GIVEN EXERCISE
Reproduce the data that follows in its entirety, character for character.

INPUT DATA
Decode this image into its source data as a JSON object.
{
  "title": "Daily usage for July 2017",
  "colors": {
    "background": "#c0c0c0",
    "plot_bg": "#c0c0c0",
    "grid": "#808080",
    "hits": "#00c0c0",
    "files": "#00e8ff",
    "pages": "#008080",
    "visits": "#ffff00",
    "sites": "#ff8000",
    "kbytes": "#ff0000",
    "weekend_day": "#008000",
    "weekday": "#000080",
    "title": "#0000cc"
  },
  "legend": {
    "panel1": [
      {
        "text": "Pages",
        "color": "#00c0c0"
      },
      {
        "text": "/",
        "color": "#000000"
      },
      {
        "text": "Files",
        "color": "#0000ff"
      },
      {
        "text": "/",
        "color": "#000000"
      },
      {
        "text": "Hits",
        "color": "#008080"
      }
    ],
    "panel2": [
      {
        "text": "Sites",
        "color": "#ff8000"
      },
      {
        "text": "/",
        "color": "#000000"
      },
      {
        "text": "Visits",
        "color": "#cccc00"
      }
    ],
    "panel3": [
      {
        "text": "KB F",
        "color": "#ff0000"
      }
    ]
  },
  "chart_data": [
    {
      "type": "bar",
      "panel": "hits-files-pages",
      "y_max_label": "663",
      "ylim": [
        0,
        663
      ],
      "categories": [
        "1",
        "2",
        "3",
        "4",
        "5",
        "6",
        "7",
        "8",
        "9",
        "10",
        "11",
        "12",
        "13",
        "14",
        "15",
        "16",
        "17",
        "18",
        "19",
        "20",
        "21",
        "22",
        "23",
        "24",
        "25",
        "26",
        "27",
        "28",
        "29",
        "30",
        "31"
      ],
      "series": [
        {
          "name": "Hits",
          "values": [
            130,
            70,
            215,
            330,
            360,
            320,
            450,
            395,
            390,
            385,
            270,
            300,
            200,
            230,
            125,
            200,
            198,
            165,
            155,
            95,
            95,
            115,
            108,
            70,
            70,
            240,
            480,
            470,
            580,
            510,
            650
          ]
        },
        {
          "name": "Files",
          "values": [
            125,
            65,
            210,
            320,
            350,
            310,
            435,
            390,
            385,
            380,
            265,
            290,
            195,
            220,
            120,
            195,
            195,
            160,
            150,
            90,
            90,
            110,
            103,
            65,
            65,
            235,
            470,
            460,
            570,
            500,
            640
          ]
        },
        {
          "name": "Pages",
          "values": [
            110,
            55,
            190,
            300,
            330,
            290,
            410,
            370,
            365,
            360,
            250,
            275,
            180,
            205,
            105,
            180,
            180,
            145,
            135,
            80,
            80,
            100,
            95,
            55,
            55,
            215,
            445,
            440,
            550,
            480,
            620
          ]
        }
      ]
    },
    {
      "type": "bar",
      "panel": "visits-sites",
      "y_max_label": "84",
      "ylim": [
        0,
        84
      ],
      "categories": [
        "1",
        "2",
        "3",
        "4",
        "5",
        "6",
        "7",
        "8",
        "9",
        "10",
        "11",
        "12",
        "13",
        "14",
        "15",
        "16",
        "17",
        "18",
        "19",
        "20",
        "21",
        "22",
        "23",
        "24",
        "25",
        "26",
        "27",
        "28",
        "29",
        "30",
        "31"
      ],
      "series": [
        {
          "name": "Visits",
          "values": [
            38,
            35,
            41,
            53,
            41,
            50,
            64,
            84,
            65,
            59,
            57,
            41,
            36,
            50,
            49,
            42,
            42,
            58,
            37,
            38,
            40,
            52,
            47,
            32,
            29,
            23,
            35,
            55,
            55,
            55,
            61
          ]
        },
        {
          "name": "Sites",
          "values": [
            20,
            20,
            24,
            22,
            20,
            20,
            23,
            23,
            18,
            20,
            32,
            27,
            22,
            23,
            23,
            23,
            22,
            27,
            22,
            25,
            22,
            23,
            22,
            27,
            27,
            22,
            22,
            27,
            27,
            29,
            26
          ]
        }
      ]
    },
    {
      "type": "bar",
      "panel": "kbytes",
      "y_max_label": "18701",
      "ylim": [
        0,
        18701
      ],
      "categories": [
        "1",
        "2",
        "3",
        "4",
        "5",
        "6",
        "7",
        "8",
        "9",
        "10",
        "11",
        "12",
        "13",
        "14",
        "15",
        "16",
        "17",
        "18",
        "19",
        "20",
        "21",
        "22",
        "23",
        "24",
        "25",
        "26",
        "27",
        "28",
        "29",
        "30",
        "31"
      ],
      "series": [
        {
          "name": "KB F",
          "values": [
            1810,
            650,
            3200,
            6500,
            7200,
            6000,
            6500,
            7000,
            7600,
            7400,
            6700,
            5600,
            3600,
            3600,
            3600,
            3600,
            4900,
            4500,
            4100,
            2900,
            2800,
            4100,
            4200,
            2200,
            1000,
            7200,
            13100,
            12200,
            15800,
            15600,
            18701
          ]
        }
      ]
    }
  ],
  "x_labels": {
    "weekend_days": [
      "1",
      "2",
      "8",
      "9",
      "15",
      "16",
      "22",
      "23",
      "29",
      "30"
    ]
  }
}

WRITTEN SOLUTION
Decode this image into its source data as a JSON object.
{
  "title": "Daily usage for July 2017",
  "colors": {
    "background": "#c0c0c0",
    "plot_bg": "#c0c0c0",
    "grid": "#808080",
    "hits": "#00c0c0",
    "files": "#00e8ff",
    "pages": "#008080",
    "visits": "#ffff00",
    "sites": "#ff8000",
    "kbytes": "#ff0000",
    "weekend_day": "#008000",
    "weekday": "#000080",
    "title": "#0000cc"
  },
  "legend": {
    "panel1": [
      {
        "text": "Pages",
        "color": "#00c0c0"
      },
      {
        "text": "/",
        "color": "#000000"
      },
      {
        "text": "Files",
        "color": "#0000ff"
      },
      {
        "text": "/",
        "color": "#000000"
      },
      {
        "text": "Hits",
        "color": "#008080"
      }
    ],
    "panel2": [
      {
        "text": "Sites",
        "color": "#ff8000"
      },
      {
        "text": "/",
        "color": "#000000"
      },
      {
        "text": "Visits",
        "color": "#cccc00"
      }
    ],
    "panel3": [
      {
        "text": "KB F",
        "color": "#ff0000"
      }
    ]
  },
  "chart_data": [
    {
      "type": "bar",
      "panel": "hits-files-pages",
      "y_max_label": "663",
      "ylim": [
        0,
        663
      ],
      "categories": [
        "1",
        "2",
        "3",
        "4",
        "5",
        "6",
        "7",
        "8",
        "9",
        "10",
        "11",
        "12",
        "13",
        "14",
        "15",
        "16",
        "17",
        "18",
        "19",
        "20",
        "21",
        "22",
        "23",
        "24",
        "25",
        "26",
        "27",
        "28",
        "29",
        "30",
        "31"
      ],
      "series": [
        {
          "name": "Hits",
          "values": [
            130,
            70,
            215,
            330,
            360,
            320,
            450,
            395,
            390,
            385,
            270,
            300,
            200,
            230,
            125,
            200,
            198,
            165,
            155,
            95,
            95,
            115,
            108,
            70,
            70,
            240,
            480,
            470,
            580,
            510,
            650
          ]
        },
        {
          "name": "Files",
          "values": [
            125,
            65,
            210,
            320,
            350,
            310,
            435,
            390,
            385,
            380,
            265,
            290,
            195,
            220,
            120,
            195,
            195,
            160,
            150,
            90,
            90,
            110,
            103,
            65,
            65,
            235,
            470,
            460,
            570,
            500,
            640
          ]
        },
        {
          "name": "Pages",
          "values": [
            110,
            55,
            190,
            300,
            330,
            290,
            410,
            370,
            365,
            360,
            250,
            275,
            180,
            205,
            105,
            180,
            180,
            145,
            135,
            80,
            80,
            100,
            95,
            55,
            55,
            215,
            445,
            440,
            550,
            480,
            620
          ]
        }
      ]
    },
    {
      "type": "bar",
      "panel": "visits-sites",
      "y_max_label": "84",
      "ylim": [
        0,
        84
      ],
      "categories": [
        "1",
        "2",
        "3",
        "4",
        "5",
        "6",
        "7",
        "8",
        "9",
        "10",
        "11",
        "12",
        "13",
        "14",
        "15",
        "16",
        "17",
        "18",
        "19",
        "20",
        "21",
        "22",
        "23",
        "24",
        "25",
        "26",
        "27",
        "28",
        "29",
        "30",
        "31"
      ],
      "series": [
        {
          "name": "Visits",
          "values": [
            38,
            35,
            41,
            53,
            41,
            50,
            64,
            84,
            65,
            59,
            57,
            41,
            36,
            50,
            49,
            42,
            42,
            58,
            37,
            38,
            40,
            52,
            47,
            32,
            29,
            23,
            35,
            55,
            55,
            55,
            61
          ]
        },
        {
          "name": "Sites",
          "values": [
            20,
            20,
            24,
            22,
            20,
            20,
            23,
            23,
            18,
            20,
            32,
            27,
            22,
            23,
            23,
            23,
            22,
            27,
            22,
            25,
            22,
            23,
            22,
            27,
            27,
            22,
            22,
            27,
            27,
            29,
            26
          ]
        }
      ]
    },
    {
      "type": "bar",
      "panel": "kbytes",
      "y_max_label": "18701",
      "ylim": [
        0,
        18701
      ],
      "categories": [
        "1",
        "2",
        "3",
        "4",
        "5",
        "6",
        "7",
        "8",
        "9",
        "10",
        "11",
        "12",
        "13",
        "14",
        "15",
        "16",
        "17",
        "18",
        "19",
        "20",
        "21",
        "22",
        "23",
        "24",
        "25",
        "26",
        "27",
        "28",
        "29",
        "30",
        "31"
      ],
      "series": [
        {
          "name": "KB F",
          "values": [
            1810,
            650,
            3200,
            6500,
            7200,
            6000,
            6500,
            7000,
            7600,
            7400,
            6700,
            5600,
            3600,
            3600,
            3600,
            3600,
            4900,
            4500,
            4100,
            2900,
            2800,
            4100,
            4200,
            2200,
            1000,
            7200,
            13100,
            12200,
            15800,
            15600,
            18701
          ]
        }
      ]
    }
  ],
  "x_labels": {
    "weekend_days": [
      "1",
      "2",
      "8",
      "9",
      "15",
      "16",
      "22",
      "23",
      "29",
      "30"
    ]
  }
}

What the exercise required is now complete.